━━━━━ Data lines ━━━━━

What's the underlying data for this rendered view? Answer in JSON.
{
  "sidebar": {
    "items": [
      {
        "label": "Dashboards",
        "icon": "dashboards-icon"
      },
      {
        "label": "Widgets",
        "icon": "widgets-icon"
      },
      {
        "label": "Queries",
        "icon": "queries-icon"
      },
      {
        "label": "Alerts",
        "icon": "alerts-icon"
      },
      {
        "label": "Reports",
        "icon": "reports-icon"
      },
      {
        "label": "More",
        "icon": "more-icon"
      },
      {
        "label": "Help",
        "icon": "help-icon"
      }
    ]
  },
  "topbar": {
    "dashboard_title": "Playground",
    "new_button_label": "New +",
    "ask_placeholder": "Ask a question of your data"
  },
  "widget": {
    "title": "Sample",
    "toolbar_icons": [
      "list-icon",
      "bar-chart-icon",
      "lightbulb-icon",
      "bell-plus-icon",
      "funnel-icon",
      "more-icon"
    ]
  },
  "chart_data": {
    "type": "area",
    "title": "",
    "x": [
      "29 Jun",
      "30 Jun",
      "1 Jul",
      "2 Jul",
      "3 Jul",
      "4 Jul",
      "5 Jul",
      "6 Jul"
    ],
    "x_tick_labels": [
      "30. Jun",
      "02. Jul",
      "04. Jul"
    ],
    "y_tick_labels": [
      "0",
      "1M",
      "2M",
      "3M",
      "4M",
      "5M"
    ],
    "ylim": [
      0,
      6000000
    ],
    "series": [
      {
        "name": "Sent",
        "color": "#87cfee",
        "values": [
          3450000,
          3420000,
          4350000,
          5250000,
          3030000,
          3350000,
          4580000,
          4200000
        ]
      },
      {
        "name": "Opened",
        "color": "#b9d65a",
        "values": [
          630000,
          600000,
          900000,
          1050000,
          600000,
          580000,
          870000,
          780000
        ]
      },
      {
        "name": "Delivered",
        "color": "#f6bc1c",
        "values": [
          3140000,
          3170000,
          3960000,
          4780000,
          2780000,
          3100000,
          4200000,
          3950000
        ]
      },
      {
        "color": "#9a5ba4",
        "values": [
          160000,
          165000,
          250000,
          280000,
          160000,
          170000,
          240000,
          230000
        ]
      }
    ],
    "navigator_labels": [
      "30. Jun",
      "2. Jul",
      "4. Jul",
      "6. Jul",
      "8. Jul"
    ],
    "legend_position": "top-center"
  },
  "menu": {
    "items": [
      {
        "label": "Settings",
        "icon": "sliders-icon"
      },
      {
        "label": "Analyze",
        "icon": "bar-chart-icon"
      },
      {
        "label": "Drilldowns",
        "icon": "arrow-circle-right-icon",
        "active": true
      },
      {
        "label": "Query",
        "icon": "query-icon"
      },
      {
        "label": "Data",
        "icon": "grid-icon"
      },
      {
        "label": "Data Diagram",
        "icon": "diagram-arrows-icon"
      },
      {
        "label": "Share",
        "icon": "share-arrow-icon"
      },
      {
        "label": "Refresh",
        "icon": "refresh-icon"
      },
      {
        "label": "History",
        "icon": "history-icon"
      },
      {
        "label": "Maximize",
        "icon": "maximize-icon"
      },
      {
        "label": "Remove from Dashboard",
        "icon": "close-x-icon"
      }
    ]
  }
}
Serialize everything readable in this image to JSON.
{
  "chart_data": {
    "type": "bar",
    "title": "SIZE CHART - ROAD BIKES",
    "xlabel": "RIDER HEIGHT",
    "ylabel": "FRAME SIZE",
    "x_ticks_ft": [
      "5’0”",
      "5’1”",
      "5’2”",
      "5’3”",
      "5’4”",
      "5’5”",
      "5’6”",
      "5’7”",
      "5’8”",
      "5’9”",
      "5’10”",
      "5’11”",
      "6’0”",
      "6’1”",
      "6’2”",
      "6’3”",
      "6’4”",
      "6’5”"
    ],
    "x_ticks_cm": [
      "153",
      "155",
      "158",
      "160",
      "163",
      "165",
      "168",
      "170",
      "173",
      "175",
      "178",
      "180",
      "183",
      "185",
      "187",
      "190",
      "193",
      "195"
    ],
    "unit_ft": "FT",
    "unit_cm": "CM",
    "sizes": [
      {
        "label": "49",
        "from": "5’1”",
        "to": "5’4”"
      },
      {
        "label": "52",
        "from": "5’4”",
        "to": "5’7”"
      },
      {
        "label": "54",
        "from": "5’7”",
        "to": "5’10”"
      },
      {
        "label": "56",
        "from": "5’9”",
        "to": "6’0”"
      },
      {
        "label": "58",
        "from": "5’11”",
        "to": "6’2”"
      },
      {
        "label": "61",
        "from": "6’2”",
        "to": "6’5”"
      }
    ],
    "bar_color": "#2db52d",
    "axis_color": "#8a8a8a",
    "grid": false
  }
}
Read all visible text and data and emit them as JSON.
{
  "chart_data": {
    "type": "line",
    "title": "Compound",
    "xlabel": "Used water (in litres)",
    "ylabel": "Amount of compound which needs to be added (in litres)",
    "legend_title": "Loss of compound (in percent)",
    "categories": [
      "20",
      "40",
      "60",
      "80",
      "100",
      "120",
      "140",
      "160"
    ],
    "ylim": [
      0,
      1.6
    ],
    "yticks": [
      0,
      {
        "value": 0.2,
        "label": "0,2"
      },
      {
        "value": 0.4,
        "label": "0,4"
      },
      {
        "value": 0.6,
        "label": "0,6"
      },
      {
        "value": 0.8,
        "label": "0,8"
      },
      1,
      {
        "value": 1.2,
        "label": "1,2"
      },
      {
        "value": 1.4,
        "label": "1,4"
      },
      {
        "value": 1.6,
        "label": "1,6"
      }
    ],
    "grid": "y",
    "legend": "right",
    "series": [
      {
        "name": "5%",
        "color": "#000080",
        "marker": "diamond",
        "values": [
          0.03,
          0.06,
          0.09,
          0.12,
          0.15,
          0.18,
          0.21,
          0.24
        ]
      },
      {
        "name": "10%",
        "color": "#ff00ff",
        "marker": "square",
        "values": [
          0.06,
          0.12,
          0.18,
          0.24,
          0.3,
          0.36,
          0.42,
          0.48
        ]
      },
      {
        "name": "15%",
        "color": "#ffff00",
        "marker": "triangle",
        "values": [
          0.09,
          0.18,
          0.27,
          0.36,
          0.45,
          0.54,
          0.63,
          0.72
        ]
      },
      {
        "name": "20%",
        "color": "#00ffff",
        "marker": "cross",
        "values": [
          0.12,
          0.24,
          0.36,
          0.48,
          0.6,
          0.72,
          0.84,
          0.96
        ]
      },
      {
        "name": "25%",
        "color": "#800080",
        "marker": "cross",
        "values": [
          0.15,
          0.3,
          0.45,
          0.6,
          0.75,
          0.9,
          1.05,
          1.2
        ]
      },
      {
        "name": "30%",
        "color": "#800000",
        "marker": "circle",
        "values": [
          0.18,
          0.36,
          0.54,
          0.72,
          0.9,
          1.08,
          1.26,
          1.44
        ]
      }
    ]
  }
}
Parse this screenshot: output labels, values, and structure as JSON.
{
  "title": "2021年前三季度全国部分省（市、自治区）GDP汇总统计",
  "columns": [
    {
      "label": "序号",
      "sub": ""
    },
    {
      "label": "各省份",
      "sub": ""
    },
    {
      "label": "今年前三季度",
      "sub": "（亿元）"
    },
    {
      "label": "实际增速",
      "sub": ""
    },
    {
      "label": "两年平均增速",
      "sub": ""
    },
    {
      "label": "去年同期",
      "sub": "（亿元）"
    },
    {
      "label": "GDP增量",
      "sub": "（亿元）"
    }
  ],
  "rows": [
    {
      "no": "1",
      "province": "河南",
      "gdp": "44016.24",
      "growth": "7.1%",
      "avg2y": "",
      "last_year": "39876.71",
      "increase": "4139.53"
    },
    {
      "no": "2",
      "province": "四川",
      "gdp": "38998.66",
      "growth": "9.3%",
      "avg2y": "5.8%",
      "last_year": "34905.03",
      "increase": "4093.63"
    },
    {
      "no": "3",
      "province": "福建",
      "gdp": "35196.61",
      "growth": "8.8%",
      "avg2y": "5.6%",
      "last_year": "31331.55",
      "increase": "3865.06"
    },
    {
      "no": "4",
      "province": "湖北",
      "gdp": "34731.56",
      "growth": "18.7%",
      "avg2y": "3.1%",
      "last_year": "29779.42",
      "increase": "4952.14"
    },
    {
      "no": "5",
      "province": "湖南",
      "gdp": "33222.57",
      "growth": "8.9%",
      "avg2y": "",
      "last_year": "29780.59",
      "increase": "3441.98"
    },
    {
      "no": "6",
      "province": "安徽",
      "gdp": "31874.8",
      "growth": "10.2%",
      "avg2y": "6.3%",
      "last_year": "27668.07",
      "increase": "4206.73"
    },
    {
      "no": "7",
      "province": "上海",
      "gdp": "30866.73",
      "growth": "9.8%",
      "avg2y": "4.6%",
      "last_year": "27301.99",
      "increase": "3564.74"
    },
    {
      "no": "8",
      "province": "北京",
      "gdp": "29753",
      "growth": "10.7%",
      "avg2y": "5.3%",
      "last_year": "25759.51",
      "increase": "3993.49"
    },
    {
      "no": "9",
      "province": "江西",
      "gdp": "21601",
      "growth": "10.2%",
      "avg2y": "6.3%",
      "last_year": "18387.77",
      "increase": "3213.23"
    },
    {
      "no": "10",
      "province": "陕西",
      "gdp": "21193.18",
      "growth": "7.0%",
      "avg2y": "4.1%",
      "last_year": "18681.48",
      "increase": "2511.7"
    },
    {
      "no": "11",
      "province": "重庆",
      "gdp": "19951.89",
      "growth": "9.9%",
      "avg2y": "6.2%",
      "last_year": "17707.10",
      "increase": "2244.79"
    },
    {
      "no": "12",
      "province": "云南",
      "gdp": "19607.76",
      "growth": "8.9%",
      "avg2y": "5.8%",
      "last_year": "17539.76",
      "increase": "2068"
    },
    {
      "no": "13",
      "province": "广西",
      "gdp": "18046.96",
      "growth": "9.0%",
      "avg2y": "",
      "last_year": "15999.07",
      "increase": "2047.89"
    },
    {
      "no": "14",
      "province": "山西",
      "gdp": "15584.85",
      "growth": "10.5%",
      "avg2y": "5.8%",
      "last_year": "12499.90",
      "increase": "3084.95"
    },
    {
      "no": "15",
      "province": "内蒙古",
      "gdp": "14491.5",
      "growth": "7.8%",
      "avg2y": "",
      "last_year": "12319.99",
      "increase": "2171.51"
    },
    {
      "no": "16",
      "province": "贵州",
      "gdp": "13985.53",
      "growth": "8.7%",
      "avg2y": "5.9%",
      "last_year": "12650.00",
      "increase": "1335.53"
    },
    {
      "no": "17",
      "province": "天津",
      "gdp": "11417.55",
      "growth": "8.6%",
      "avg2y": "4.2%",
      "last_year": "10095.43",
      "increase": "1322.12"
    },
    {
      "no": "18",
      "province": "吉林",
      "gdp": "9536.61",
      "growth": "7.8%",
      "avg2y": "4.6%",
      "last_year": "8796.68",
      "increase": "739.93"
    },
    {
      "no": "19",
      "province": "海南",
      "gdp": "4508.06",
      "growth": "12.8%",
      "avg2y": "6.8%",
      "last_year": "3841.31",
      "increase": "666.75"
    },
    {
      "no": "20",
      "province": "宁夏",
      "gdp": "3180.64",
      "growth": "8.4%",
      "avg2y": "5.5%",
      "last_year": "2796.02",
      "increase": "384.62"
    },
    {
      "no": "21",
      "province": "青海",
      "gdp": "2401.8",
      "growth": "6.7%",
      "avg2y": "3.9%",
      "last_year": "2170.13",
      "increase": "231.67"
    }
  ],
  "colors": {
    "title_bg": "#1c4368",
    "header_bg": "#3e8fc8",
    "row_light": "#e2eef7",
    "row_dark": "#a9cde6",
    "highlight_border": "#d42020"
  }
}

━━━━━

# Problem to work on
Return all lines with the word "marker" in them.

# Correct result
        "marker": "diamond",
        "marker": "square",
        "marker": "triangle",
        "marker": "cross",
        "marker": "cross",
        "marker": "circle",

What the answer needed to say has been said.